** Description of the task **
Reproduce each of the lines word for word.

** Data provided **
==============================
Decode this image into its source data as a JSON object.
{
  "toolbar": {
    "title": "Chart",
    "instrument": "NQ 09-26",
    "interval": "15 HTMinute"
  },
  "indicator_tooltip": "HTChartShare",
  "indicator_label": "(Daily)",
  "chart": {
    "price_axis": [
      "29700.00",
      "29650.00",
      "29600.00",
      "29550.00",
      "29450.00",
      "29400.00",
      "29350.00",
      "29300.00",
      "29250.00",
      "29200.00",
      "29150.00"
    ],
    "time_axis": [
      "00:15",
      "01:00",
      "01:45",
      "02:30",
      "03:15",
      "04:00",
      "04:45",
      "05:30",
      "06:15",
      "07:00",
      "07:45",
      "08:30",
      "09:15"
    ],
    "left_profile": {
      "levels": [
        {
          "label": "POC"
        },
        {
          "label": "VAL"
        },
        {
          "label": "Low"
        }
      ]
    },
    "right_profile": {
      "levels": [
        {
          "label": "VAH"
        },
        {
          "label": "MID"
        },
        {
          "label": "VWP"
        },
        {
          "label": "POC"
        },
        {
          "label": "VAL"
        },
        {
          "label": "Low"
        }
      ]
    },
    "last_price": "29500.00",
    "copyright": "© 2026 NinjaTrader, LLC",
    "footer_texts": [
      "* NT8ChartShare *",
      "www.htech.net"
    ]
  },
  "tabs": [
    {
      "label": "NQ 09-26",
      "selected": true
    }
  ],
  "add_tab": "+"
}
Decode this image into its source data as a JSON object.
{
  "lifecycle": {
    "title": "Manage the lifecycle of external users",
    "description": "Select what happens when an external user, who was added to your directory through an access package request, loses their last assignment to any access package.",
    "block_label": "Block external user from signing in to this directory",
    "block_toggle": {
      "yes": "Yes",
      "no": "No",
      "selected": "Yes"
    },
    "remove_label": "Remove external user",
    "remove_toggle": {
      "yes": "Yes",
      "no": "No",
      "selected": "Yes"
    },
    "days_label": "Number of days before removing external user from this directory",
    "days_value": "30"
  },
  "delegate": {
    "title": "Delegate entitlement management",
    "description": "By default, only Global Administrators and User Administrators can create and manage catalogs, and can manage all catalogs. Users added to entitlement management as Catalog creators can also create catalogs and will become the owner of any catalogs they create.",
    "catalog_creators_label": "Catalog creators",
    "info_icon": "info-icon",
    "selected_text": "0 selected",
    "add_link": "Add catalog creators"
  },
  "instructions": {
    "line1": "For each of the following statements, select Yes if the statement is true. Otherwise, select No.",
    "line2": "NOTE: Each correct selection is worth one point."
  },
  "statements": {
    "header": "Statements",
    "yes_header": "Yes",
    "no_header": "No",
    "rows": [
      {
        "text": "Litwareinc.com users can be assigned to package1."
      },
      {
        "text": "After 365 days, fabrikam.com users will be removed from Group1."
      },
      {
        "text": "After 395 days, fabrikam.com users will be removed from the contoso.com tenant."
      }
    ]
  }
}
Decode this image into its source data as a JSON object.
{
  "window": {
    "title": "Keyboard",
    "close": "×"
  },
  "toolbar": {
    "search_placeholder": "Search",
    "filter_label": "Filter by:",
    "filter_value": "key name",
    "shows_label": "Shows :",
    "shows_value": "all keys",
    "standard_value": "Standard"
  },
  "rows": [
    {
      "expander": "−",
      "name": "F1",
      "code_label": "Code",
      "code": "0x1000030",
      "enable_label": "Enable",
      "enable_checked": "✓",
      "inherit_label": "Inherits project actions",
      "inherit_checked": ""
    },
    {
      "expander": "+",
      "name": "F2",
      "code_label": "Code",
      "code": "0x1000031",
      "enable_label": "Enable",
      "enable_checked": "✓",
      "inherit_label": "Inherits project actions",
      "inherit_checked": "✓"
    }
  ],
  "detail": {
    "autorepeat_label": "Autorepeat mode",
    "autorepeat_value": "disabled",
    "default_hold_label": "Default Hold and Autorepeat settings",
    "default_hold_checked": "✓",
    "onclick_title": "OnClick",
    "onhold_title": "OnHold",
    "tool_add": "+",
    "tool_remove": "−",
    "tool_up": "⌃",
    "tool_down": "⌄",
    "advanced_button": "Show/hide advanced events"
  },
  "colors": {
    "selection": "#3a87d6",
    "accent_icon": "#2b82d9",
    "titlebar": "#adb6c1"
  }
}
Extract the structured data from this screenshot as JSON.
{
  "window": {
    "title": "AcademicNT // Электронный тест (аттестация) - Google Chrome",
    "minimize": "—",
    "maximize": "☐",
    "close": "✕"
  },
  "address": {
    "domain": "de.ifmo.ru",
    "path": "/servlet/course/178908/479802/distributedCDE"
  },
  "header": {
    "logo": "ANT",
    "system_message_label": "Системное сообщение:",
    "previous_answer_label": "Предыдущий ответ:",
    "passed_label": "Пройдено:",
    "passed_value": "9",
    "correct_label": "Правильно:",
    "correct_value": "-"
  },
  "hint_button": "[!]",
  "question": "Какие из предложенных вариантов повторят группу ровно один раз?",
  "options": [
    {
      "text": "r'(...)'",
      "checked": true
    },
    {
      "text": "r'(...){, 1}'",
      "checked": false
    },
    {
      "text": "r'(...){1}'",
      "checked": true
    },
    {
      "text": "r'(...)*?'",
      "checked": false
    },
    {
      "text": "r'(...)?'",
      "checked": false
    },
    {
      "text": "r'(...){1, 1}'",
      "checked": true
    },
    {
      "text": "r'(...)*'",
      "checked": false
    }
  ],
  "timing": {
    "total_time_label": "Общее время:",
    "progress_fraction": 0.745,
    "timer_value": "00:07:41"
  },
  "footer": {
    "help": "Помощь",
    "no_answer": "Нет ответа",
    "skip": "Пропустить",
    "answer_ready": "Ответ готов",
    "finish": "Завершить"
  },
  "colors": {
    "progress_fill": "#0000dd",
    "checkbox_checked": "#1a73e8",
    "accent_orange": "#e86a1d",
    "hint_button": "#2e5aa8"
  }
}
==============================
** Result of this exercise **
Decode this image into its source data as a JSON object.
{
  "toolbar": {
    "title": "Chart",
    "instrument": "NQ 09-26",
    "interval": "15 HTMinute"
  },
  "indicator_tooltip": "HTChartShare",
  "indicator_label": "(Daily)",
  "chart": {
    "price_axis": [
      "29700.00",
      "29650.00",
      "29600.00",
      "29550.00",
      "29450.00",
      "29400.00",
      "29350.00",
      "29300.00",
      "29250.00",
      "29200.00",
      "29150.00"
    ],
    "time_axis": [
      "00:15",
      "01:00",
      "01:45",
      "02:30",
      "03:15",
      "04:00",
      "04:45",
      "05:30",
      "06:15",
      "07:00",
      "07:45",
      "08:30",
      "09:15"
    ],
    "left_profile": {
      "levels": [
        {
          "label": "POC"
        },
        {
          "label": "VAL"
        },
        {
          "label": "Low"
        }
      ]
    },
    "right_profile": {
      "levels": [
        {
          "label": "VAH"
        },
        {
          "label": "MID"
        },
        {
          "label": "VWP"
        },
        {
          "label": "POC"
        },
        {
          "label": "VAL"
        },
        {
          "label": "Low"
        }
      ]
    },
    "last_price": "29500.00",
    "copyright": "© 2026 NinjaTrader, LLC",
    "footer_texts": [
      "* NT8ChartShare *",
      "www.htech.net"
    ]
  },
  "tabs": [
    {
      "label": "NQ 09-26",
      "selected": true
    }
  ],
  "add_tab": "+"
}
Decode this image into its source data as a JSON object.
{
  "lifecycle": {
    "title": "Manage the lifecycle of external users",
    "description": "Select what happens when an external user, who was added to your directory through an access package request, loses their last assignment to any access package.",
    "block_label": "Block external user from signing in to this directory",
    "block_toggle": {
      "yes": "Yes",
      "no": "No",
      "selected": "Yes"
    },
    "remove_label": "Remove external user",
    "remove_toggle": {
      "yes": "Yes",
      "no": "No",
      "selected": "Yes"
    },
    "days_label": "Number of days before removing external user from this directory",
    "days_value": "30"
  },
  "delegate": {
    "title": "Delegate entitlement management",
    "description": "By default, only Global Administrators and User Administrators can create and manage catalogs, and can manage all catalogs. Users added to entitlement management as Catalog creators can also create catalogs and will become the owner of any catalogs they create.",
    "catalog_creators_label": "Catalog creators",
    "info_icon": "info-icon",
    "selected_text": "0 selected",
    "add_link": "Add catalog creators"
  },
  "instructions": {
    "line1": "For each of the following statements, select Yes if the statement is true. Otherwise, select No.",
    "line2": "NOTE: Each correct selection is worth one point."
  },
  "statements": {
    "header": "Statements",
    "yes_header": "Yes",
    "no_header": "No",
    "rows": [
      {
        "text": "Litwareinc.com users can be assigned to package1."
      },
      {
        "text": "After 365 days, fabrikam.com users will be removed from Group1."
      },
      {
        "text": "After 395 days, fabrikam.com users will be removed from the contoso.com tenant."
      }
    ]
  }
}
Decode this image into its source data as a JSON object.
{
  "window": {
    "title": "Keyboard",
    "close": "×"
  },
  "toolbar": {
    "search_placeholder": "Search",
    "filter_label": "Filter by:",
    "filter_value": "key name",
    "shows_label": "Shows :",
    "shows_value": "all keys",
    "standard_value": "Standard"
  },
  "rows": [
    {
      "expander": "−",
      "name": "F1",
      "code_label": "Code",
      "code": "0x1000030",
      "enable_label": "Enable",
      "enable_checked": "✓",
      "inherit_label": "Inherits project actions",
      "inherit_checked": ""
    },
    {
      "expander": "+",
      "name": "F2",
      "code_label": "Code",
      "code": "0x1000031",
      "enable_label": "Enable",
      "enable_checked": "✓",
      "inherit_label": "Inherits project actions",
      "inherit_checked": "✓"
    }
  ],
  "detail": {
    "autorepeat_label": "Autorepeat mode",
    "autorepeat_value": "disabled",
    "default_hold_label": "Default Hold and Autorepeat settings",
    "default_hold_checked": "✓",
    "onclick_title": "OnClick",
    "onhold_title": "OnHold",
    "tool_add": "+",
    "tool_remove": "−",
    "tool_up": "⌃",
    "tool_down": "⌄",
    "advanced_button": "Show/hide advanced events"
  },
  "colors": {
    "selection": "#3a87d6",
    "accent_icon": "#2b82d9",
    "titlebar": "#adb6c1"
  }
}
Extract the structured data from this screenshot as JSON.
{
  "window": {
    "title": "AcademicNT // Электронный тест (аттестация) - Google Chrome",
    "minimize": "—",
    "maximize": "☐",
    "close": "✕"
  },
  "address": {
    "domain": "de.ifmo.ru",
    "path": "/servlet/course/178908/479802/distributedCDE"
  },
  "header": {
    "logo": "ANT",
    "system_message_label": "Системное сообщение:",
    "previous_answer_label": "Предыдущий ответ:",
    "passed_label": "Пройдено:",
    "passed_value": "9",
    "correct_label": "Правильно:",
    "correct_value": "-"
  },
  "hint_button": "[!]",
  "question": "Какие из предложенных вариантов повторят группу ровно один раз?",
  "options": [
    {
      "text": "r'(...)'",
      "checked": true
    },
    {
      "text": "r'(...){, 1}'",
      "checked": false
    },
    {
      "text": "r'(...){1}'",
      "checked": true
    },
    {
      "text": "r'(...)*?'",
      "checked": false
    },
    {
      "text": "r'(...)?'",
      "checked": false
    },
    {
      "text": "r'(...){1, 1}'",
      "checked": true
    },
    {
      "text": "r'(...)*'",
      "checked": false
    }
  ],
  "timing": {
    "total_time_label": "Общее время:",
    "progress_fraction": 0.745,
    "timer_value": "00:07:41"
  },
  "footer": {
    "help": "Помощь",
    "no_answer": "Нет ответа",
    "skip": "Пропустить",
    "answer_ready": "Ответ готов",
    "finish": "Завершить"
  },
  "colors": {
    "progress_fill": "#0000dd",
    "checkbox_checked": "#1a73e8",
    "accent_orange": "#e86a1d",
    "hint_button": "#2e5aa8"
  }
}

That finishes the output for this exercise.